SET EXERCISE: Gather every line holding the string "title".
-- Start of DATA PROVIDED --
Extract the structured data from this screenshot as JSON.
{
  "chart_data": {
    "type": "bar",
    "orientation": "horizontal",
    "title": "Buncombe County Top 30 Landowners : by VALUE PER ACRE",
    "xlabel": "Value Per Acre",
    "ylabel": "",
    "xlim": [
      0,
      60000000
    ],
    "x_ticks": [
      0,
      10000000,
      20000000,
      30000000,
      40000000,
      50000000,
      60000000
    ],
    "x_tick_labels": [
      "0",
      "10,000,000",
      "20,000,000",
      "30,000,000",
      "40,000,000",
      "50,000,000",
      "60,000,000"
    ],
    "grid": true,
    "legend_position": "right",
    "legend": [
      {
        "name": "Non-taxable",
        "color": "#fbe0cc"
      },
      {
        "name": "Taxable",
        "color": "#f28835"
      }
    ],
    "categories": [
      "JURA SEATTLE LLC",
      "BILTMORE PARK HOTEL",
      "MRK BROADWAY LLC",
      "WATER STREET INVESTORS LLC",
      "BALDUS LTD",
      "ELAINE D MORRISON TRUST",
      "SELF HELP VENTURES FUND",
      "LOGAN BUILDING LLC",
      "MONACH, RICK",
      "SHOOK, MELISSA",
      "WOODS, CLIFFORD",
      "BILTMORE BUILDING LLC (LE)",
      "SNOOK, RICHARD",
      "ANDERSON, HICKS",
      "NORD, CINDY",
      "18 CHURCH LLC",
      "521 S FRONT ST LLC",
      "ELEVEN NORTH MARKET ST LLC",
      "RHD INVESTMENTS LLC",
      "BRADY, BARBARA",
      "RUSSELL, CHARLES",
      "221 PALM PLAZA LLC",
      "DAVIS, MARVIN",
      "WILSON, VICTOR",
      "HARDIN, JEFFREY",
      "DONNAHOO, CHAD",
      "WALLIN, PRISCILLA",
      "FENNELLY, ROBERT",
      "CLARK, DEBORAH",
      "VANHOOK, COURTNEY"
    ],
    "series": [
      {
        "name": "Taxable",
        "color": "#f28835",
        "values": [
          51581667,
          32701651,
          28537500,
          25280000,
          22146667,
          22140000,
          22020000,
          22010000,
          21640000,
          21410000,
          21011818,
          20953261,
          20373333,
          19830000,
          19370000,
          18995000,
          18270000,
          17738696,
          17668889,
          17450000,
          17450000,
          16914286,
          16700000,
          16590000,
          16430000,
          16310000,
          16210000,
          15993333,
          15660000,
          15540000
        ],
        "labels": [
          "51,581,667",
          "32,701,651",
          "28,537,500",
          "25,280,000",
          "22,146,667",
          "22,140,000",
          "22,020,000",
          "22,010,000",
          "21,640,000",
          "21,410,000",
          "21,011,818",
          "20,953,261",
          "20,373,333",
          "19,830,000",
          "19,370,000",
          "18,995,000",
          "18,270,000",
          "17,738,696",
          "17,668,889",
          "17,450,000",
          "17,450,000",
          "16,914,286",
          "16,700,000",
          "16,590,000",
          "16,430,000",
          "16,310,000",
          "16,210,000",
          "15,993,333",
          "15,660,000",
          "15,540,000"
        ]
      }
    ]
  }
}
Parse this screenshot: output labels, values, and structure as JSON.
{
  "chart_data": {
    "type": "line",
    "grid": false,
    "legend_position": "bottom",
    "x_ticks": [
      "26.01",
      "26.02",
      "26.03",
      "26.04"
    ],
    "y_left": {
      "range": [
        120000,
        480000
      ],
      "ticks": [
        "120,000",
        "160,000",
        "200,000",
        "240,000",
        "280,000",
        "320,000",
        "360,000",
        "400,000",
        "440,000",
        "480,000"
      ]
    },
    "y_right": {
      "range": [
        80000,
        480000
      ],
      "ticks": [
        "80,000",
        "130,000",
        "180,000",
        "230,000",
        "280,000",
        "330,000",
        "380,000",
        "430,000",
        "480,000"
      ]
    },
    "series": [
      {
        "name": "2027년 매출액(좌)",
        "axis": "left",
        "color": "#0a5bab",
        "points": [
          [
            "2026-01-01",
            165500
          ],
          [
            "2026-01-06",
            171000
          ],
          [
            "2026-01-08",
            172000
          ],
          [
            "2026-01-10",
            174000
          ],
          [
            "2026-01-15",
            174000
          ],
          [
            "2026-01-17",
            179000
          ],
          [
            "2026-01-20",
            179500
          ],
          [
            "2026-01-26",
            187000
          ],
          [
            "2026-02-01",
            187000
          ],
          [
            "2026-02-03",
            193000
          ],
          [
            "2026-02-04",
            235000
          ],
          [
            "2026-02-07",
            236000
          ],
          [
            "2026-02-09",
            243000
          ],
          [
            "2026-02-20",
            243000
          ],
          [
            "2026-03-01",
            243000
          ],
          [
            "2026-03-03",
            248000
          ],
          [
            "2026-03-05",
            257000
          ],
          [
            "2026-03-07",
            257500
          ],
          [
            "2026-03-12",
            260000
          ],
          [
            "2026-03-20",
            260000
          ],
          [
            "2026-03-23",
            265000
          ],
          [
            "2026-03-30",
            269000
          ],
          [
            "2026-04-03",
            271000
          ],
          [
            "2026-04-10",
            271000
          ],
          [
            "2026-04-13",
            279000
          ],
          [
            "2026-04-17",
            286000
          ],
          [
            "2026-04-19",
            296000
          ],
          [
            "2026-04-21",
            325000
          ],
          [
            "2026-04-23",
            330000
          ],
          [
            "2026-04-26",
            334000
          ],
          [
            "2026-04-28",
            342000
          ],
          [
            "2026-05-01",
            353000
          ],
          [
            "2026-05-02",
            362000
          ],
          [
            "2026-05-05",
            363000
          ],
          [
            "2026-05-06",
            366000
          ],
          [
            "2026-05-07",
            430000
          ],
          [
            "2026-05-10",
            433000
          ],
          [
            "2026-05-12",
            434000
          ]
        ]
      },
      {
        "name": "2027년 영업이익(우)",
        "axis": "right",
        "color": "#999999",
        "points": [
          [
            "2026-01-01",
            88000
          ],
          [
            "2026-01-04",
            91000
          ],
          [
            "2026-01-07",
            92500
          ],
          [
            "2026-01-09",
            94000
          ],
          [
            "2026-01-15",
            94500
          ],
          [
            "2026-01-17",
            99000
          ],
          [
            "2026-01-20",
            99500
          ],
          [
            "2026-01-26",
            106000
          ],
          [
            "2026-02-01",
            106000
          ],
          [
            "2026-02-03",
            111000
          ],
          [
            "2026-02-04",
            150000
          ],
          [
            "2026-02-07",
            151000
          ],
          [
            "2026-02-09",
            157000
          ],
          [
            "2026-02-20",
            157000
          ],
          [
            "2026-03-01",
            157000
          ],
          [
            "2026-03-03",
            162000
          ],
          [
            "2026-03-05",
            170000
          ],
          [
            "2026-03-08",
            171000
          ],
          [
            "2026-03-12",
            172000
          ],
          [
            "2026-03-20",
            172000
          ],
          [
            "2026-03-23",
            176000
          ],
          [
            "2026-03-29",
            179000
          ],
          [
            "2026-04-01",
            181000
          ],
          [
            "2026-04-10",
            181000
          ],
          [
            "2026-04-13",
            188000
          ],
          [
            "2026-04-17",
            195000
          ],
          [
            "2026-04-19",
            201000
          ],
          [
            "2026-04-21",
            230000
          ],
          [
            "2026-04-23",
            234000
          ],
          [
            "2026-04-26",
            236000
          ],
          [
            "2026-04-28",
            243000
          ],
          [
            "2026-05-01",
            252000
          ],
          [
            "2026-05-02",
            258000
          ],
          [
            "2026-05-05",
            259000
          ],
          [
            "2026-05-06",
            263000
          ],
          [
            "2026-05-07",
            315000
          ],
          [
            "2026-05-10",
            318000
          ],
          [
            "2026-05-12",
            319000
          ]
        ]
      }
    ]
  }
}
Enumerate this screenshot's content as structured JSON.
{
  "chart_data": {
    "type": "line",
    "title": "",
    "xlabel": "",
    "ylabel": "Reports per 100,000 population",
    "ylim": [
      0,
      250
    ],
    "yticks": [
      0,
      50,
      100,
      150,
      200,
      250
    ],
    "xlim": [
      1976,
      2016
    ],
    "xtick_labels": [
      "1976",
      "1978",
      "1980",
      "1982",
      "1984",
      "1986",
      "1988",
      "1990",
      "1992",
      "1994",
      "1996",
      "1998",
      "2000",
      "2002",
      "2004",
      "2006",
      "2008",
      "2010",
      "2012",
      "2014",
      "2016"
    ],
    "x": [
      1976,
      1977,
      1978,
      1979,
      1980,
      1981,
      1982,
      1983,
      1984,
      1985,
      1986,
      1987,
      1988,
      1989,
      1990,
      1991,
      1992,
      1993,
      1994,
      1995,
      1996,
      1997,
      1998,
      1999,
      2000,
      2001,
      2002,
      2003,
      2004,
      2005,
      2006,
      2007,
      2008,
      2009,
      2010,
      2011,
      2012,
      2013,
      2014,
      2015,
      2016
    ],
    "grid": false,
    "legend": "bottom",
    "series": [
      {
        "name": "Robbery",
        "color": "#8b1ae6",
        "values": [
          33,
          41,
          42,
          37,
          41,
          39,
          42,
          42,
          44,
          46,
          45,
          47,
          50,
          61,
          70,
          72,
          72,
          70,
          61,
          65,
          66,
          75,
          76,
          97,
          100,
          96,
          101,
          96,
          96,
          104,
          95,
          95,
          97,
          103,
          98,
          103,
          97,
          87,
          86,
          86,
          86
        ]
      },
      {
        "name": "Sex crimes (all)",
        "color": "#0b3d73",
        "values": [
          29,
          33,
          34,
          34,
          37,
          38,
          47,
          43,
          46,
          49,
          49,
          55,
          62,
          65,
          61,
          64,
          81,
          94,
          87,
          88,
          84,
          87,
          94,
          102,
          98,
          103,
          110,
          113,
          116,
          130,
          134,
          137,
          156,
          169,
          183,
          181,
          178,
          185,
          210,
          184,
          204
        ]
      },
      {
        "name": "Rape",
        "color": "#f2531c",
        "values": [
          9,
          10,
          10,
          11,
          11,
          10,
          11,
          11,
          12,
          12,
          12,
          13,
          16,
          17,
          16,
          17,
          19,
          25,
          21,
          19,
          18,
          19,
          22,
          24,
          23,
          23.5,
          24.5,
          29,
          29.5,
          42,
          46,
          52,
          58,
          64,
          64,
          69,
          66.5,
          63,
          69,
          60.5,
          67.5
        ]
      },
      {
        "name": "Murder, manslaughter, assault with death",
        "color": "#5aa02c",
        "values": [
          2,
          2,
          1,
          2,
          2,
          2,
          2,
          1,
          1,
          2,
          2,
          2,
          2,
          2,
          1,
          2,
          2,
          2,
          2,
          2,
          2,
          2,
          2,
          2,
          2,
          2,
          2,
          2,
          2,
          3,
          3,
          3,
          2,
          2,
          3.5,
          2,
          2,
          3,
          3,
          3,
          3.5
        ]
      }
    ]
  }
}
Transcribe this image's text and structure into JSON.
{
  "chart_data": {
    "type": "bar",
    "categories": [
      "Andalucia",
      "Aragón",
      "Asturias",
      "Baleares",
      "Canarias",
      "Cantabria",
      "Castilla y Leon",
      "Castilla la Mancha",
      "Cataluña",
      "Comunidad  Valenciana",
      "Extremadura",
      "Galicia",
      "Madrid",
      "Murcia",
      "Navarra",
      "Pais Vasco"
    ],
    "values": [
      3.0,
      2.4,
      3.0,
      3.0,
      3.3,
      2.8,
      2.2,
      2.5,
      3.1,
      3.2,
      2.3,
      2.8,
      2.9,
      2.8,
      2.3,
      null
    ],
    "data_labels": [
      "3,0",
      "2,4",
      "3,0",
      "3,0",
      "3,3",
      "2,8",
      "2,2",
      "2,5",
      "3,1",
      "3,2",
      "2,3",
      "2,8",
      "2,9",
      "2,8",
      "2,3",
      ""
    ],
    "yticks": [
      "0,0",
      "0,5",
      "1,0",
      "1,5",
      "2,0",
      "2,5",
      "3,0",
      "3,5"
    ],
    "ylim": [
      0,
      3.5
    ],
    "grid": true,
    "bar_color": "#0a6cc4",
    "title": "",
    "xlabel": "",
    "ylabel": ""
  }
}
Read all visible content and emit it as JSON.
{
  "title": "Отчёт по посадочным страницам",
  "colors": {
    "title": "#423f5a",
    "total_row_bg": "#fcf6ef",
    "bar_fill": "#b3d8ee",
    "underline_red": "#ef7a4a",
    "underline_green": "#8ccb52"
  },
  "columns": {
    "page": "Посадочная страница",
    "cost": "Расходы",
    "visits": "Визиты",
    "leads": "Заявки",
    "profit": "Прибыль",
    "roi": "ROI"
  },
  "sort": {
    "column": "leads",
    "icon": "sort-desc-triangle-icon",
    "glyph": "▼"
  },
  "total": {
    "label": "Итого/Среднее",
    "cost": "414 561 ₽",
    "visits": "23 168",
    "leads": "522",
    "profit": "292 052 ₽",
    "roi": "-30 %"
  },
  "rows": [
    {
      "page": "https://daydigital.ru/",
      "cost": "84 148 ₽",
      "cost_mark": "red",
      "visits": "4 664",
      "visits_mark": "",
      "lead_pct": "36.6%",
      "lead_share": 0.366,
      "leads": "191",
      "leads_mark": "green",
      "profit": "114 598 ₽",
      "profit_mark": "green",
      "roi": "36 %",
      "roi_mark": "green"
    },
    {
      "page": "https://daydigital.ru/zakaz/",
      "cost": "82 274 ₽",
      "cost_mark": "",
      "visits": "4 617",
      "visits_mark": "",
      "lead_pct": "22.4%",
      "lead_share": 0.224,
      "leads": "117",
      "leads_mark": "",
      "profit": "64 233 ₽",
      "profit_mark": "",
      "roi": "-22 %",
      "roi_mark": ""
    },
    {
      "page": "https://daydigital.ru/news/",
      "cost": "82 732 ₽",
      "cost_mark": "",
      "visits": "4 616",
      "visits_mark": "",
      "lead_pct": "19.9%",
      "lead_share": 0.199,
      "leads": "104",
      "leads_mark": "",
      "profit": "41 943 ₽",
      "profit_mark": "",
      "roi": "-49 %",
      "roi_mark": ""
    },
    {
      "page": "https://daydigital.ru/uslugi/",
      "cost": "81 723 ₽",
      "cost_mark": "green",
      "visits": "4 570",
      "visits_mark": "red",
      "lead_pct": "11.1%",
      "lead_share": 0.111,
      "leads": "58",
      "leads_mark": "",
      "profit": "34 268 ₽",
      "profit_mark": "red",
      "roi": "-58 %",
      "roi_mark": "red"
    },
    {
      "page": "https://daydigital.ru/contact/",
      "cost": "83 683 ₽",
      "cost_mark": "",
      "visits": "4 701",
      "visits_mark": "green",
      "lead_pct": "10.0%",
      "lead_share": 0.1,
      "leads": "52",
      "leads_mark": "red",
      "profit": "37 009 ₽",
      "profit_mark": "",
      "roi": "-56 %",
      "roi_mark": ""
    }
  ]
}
-- End of DATA PROVIDED --
FULL ANSWER:
    "title": "Buncombe County Top 30 Landowners : by VALUE PER ACRE",
    "title": "",
    "title": "",
  "title": "Отчёт по посадочным страницам",
    "title": "#423f5a",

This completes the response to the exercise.